- Task to complete -
Scan the data below and pick out the lines containing the word "values".

- Entries -

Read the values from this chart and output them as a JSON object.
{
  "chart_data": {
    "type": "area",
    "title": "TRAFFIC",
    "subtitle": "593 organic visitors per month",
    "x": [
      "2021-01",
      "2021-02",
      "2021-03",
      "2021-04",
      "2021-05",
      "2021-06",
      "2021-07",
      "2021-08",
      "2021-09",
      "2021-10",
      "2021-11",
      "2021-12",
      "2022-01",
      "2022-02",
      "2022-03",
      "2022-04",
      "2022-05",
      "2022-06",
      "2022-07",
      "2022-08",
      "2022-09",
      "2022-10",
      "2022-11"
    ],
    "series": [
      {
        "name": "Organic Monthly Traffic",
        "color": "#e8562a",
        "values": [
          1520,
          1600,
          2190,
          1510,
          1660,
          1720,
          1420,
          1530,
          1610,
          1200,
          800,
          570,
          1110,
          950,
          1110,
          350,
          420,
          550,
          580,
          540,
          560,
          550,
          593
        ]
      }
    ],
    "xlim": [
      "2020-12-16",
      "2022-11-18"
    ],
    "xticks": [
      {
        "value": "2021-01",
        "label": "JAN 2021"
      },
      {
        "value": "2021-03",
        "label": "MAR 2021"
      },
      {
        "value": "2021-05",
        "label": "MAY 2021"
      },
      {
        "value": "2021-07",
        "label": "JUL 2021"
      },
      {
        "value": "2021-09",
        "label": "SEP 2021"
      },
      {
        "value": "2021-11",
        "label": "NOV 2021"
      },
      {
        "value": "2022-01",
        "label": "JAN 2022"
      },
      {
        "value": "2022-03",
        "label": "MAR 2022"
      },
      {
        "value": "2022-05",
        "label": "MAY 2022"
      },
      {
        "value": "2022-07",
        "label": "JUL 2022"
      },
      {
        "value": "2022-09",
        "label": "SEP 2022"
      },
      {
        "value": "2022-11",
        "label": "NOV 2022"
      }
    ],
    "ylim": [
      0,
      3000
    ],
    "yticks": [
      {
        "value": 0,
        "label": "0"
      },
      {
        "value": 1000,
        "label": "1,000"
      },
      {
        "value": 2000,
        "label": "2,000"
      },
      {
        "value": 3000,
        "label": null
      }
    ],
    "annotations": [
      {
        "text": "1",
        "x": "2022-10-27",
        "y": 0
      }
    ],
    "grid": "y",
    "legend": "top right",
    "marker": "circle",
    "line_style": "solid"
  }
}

- Output -
Read the values from this chart and output them as a JSON object.
        "values": [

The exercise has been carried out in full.